▶ RECORDS FOR THIS EXERCISE
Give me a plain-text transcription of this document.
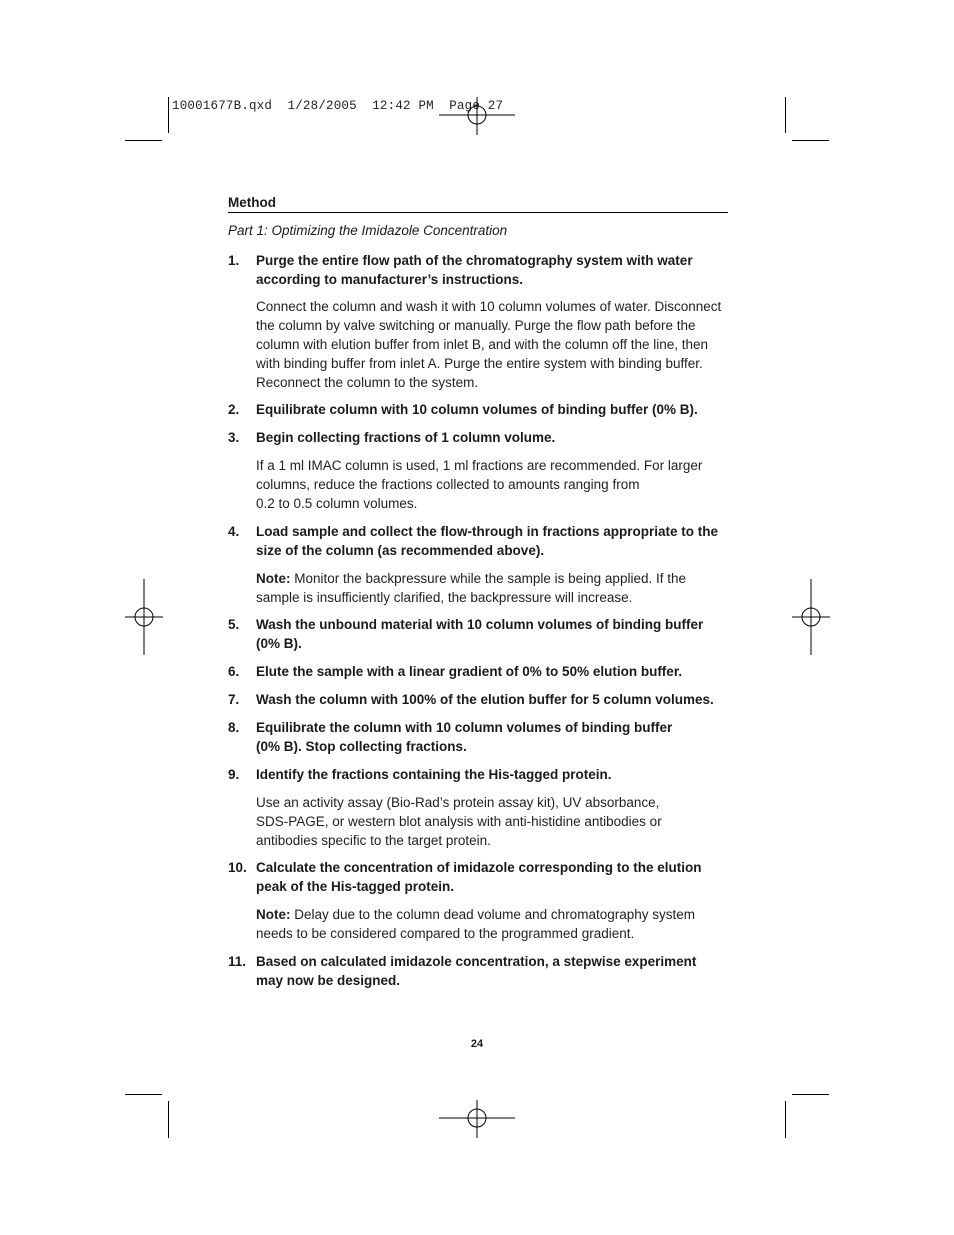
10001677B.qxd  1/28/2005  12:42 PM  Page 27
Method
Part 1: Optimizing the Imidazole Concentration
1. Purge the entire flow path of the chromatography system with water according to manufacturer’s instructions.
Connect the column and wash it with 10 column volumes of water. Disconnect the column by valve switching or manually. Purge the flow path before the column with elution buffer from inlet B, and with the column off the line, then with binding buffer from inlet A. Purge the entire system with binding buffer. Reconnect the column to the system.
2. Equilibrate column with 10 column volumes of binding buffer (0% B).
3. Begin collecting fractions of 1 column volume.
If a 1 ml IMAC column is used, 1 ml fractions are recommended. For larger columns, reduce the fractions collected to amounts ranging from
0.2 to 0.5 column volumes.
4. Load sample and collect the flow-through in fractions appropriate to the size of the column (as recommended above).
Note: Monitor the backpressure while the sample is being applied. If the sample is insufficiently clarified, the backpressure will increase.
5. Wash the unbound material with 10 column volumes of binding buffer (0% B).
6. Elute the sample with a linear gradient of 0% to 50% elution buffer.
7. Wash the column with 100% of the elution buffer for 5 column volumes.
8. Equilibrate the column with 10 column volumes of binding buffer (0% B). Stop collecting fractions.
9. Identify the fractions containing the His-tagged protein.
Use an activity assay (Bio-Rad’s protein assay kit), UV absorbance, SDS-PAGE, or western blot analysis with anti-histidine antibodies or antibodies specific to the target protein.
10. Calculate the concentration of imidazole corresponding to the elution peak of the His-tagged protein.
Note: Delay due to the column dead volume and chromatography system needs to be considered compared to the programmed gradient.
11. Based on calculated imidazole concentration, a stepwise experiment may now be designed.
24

▶ TASK STATEMENT
The answer must be the whole listing, word for word, with no pictures in it. Please write it out.

▶ REPLY
Give me a plain-text transcription of this document.
10001677B.qxd  1/28/2005  12:42 PM  Page 27
Method
Part 1: Optimizing the Imidazole Concentration
1. Purge the entire flow path of the chromatography system with water according to manufacturer’s instructions.
Connect the column and wash it with 10 column volumes of water. Disconnect the column by valve switching or manually. Purge the flow path before the column with elution buffer from inlet B, and with the column off the line, then with binding buffer from inlet A. Purge the entire system with binding buffer. Reconnect the column to the system.
2. Equilibrate column with 10 column volumes of binding buffer (0% B).
3. Begin collecting fractions of 1 column volume.
If a 1 ml IMAC column is used, 1 ml fractions are recommended. For larger columns, reduce the fractions collected to amounts ranging from
0.2 to 0.5 column volumes.
4. Load sample and collect the flow-through in fractions appropriate to the size of the column (as recommended above).
Note: Monitor the backpressure while the sample is being applied. If the sample is insufficiently clarified, the backpressure will increase.
5. Wash the unbound material with 10 column volumes of binding buffer (0% B).
6. Elute the sample with a linear gradient of 0% to 50% elution buffer.
7. Wash the column with 100% of the elution buffer for 5 column volumes.
8. Equilibrate the column with 10 column volumes of binding buffer (0% B). Stop collecting fractions.
9. Identify the fractions containing the His-tagged protein.
Use an activity assay (Bio-Rad’s protein assay kit), UV absorbance, SDS-PAGE, or western blot analysis with anti-histidine antibodies or antibodies specific to the target protein.
10. Calculate the concentration of imidazole corresponding to the elution peak of the His-tagged protein.
Note: Delay due to the column dead volume and chromatography system needs to be considered compared to the programmed gradient.
11. Based on calculated imidazole concentration, a stepwise experiment may now be designed.
24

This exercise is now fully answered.